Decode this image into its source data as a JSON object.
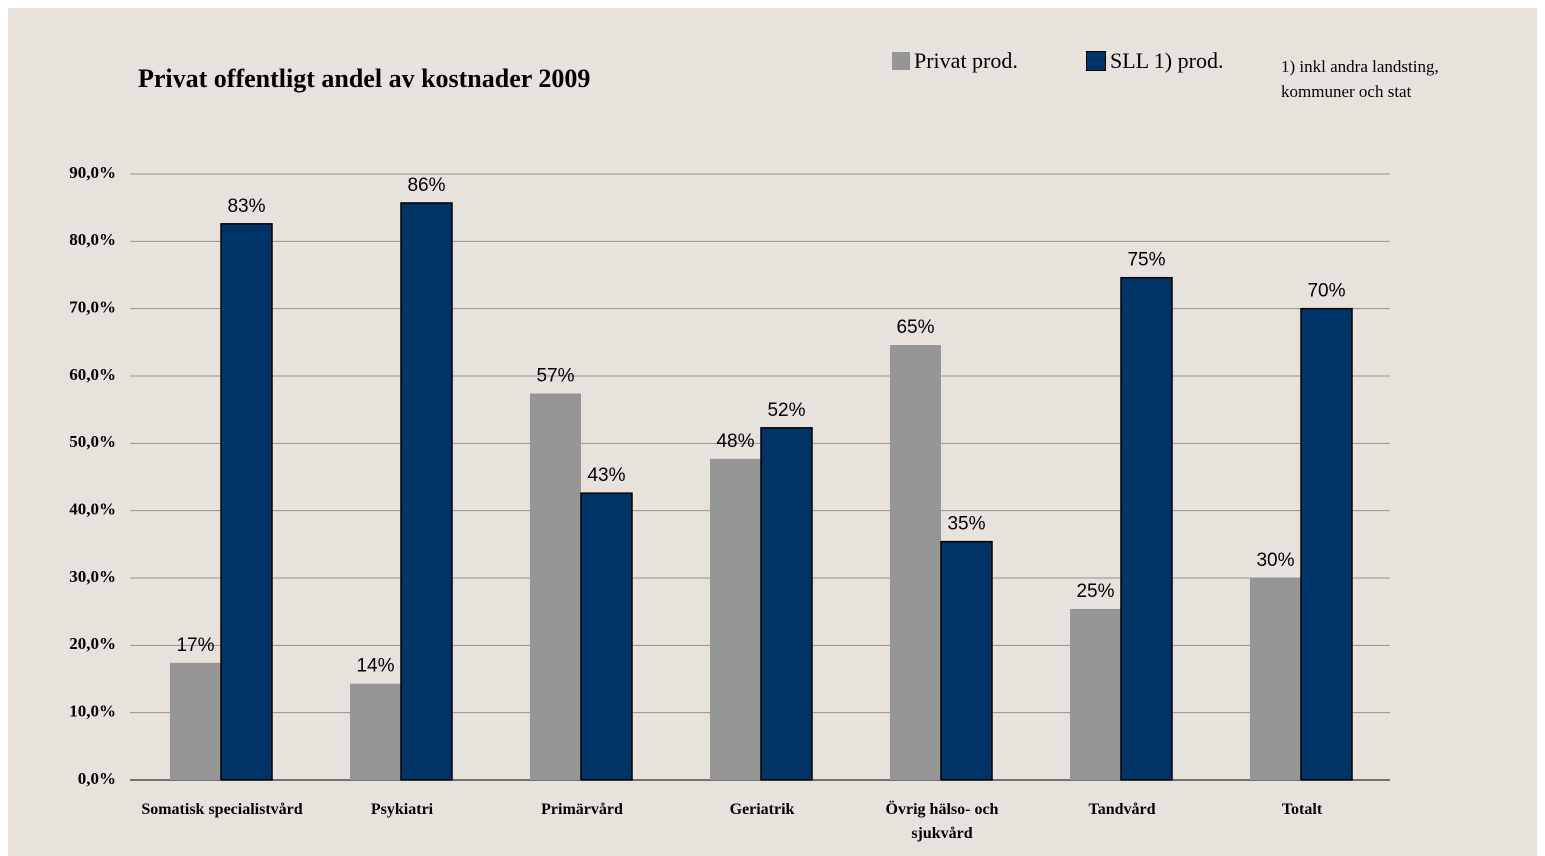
{
  "chart_data": {
    "type": "bar",
    "title": "Privat offentligt andel av kostnader 2009",
    "note": "1) inkl andra landsting, kommuner och stat",
    "categories": [
      "Somatisk specialistvård",
      "Psykiatri",
      "Primärvård",
      "Geriatrik",
      "Övrig hälso- och sjukvård",
      "Tandvård",
      "Totalt"
    ],
    "series": [
      {
        "name": "Privat prod.",
        "color": "#969696",
        "values": [
          17.4,
          14.3,
          57.4,
          47.7,
          64.6,
          25.4,
          30.0
        ],
        "value_labels": [
          "17%",
          "14%",
          "57%",
          "48%",
          "65%",
          "25%",
          "30%"
        ]
      },
      {
        "name": "SLL 1) prod.",
        "color": "#003366",
        "values": [
          82.6,
          85.7,
          42.6,
          52.3,
          35.4,
          74.6,
          70.0
        ],
        "value_labels": [
          "83%",
          "86%",
          "43%",
          "52%",
          "35%",
          "75%",
          "70%"
        ]
      }
    ],
    "ylim": [
      0,
      90
    ],
    "yticks": [
      {
        "value": 0,
        "label": "0,0%"
      },
      {
        "value": 10,
        "label": "10,0%"
      },
      {
        "value": 20,
        "label": "20,0%"
      },
      {
        "value": 30,
        "label": "30,0%"
      },
      {
        "value": 40,
        "label": "40,0%"
      },
      {
        "value": 50,
        "label": "50,0%"
      },
      {
        "value": 60,
        "label": "60,0%"
      },
      {
        "value": 70,
        "label": "70,0%"
      },
      {
        "value": 80,
        "label": "80,0%"
      },
      {
        "value": 90,
        "label": "90,0%"
      }
    ],
    "grid": true
  }
}
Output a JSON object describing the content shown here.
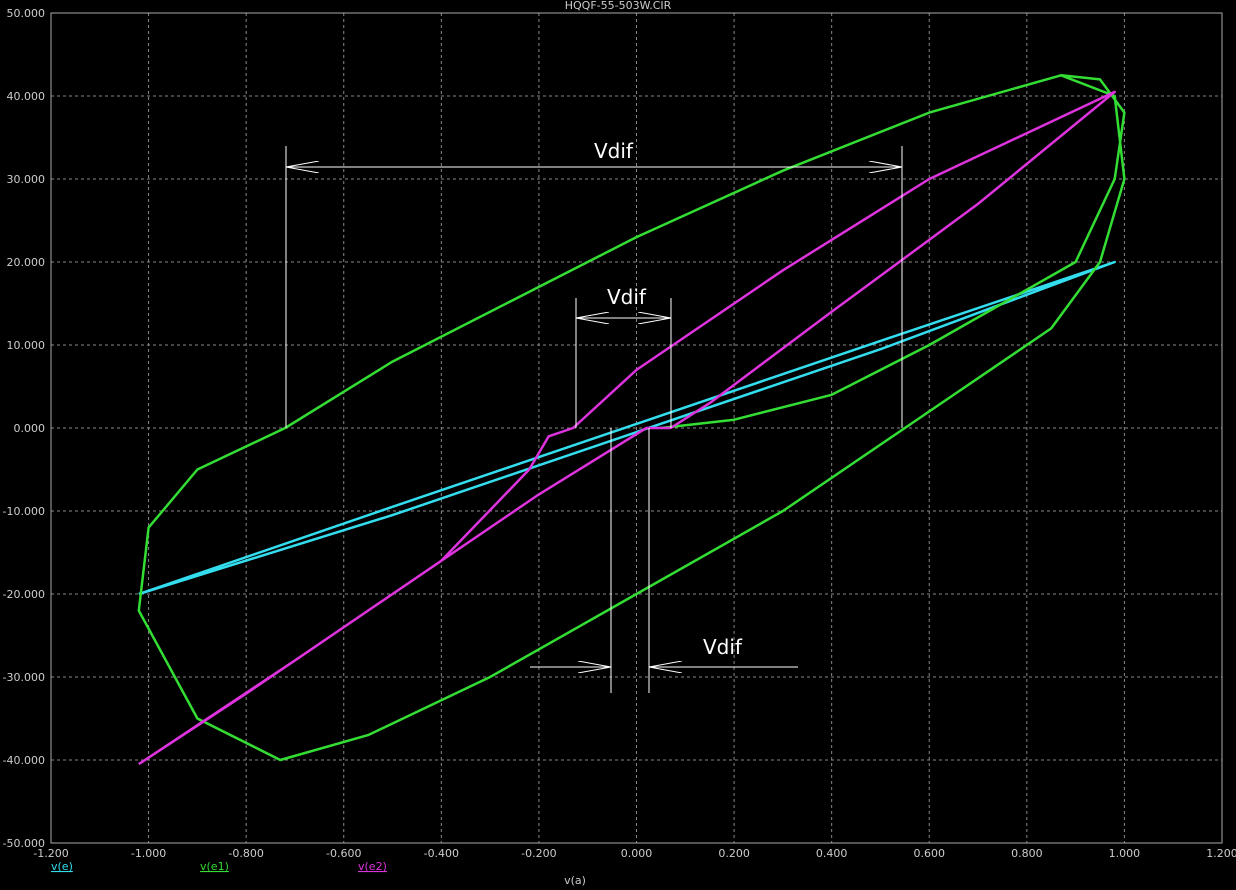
{
  "chart_data": {
    "type": "line",
    "title": "HQQF-55-503W.CIR",
    "x_label": "v(a)",
    "xlim": [
      -1.2,
      1.2
    ],
    "ylim": [
      -50,
      50
    ],
    "grid": true,
    "xticks": [
      {
        "value": -1.2,
        "label": "-1.200"
      },
      {
        "value": -1.0,
        "label": "-1.000"
      },
      {
        "value": -0.8,
        "label": "-0.800"
      },
      {
        "value": -0.6,
        "label": "-0.600"
      },
      {
        "value": -0.4,
        "label": "-0.400"
      },
      {
        "value": -0.2,
        "label": "-0.200"
      },
      {
        "value": 0,
        "label": "0.000"
      },
      {
        "value": 0.2,
        "label": "0.200"
      },
      {
        "value": 0.4,
        "label": "0.400"
      },
      {
        "value": 0.6,
        "label": "0.600"
      },
      {
        "value": 0.8,
        "label": "0.800"
      },
      {
        "value": 1.0,
        "label": "1.000"
      },
      {
        "value": 1.2,
        "label": "1.200"
      }
    ],
    "yticks": [
      {
        "value": 50,
        "label": "50.000"
      },
      {
        "value": 40,
        "label": "40.000"
      },
      {
        "value": 30,
        "label": "30.000"
      },
      {
        "value": 20,
        "label": "20.000"
      },
      {
        "value": 10,
        "label": "10.000"
      },
      {
        "value": 0,
        "label": "0.000"
      },
      {
        "value": -10,
        "label": "-10.000"
      },
      {
        "value": -20,
        "label": "-20.000"
      },
      {
        "value": -30,
        "label": "-30.000"
      },
      {
        "value": -40,
        "label": "-40.000"
      },
      {
        "value": -50,
        "label": "-50.000"
      }
    ],
    "annotations": [
      "Vdif",
      "Vdif",
      "Vdif"
    ],
    "series": [
      {
        "name": "v(e)",
        "color": "#33ddee",
        "x": [
          -1.02,
          -0.5,
          0,
          0.5,
          0.98,
          0.5,
          0,
          -0.5,
          -1.02
        ],
        "values": [
          -20,
          -9.5,
          0.5,
          10.5,
          20,
          9.5,
          -0.5,
          -10.5,
          -20
        ]
      },
      {
        "name": "v(e1)",
        "color": "#33dd33",
        "x": [
          -0.72,
          -0.5,
          -0.2,
          0,
          0.3,
          0.6,
          0.87,
          0.98,
          1.0,
          0.95,
          0.85,
          0.55,
          0.3,
          0,
          -0.3,
          -0.55,
          -0.73,
          -0.9,
          -1.02,
          -1.0,
          -0.9,
          -0.72,
          null,
          0.05,
          0.2,
          0.4,
          0.6,
          0.75,
          0.9,
          0.98,
          1.0,
          0.95,
          0.87
        ],
        "values": [
          0,
          8,
          17,
          23,
          31,
          38,
          42.5,
          40,
          30,
          20,
          12,
          0,
          -10,
          -20,
          -30,
          -37,
          -40,
          -35,
          -22,
          -12,
          -5,
          0,
          null,
          0,
          1,
          4,
          10,
          15,
          20,
          30,
          38,
          42,
          42.5
        ]
      },
      {
        "name": "v(e2)",
        "color": "#dd33dd",
        "x": [
          -1.02,
          -0.7,
          -0.4,
          -0.22,
          -0.18,
          -0.13,
          0,
          0.3,
          0.6,
          0.98,
          0.7,
          0.4,
          0.15,
          0.07,
          0.02,
          -0.2,
          -0.5,
          -0.8,
          -1.02
        ],
        "values": [
          -40.5,
          -28,
          -16,
          -5,
          -1,
          0,
          7,
          19,
          30,
          40.5,
          27,
          14,
          3,
          0,
          0,
          -8,
          -20,
          -32,
          -40.5
        ]
      }
    ]
  }
}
=-=-=-=-=
* [Exercise goal] Filter out all lines lacking the word "color" and copy the rest.

* [Task result]
        "color": "#969696",
        "color": "#003366",
        "color": "#33ddee",
        "color": "#33dd33",
        "color": "#dd33dd",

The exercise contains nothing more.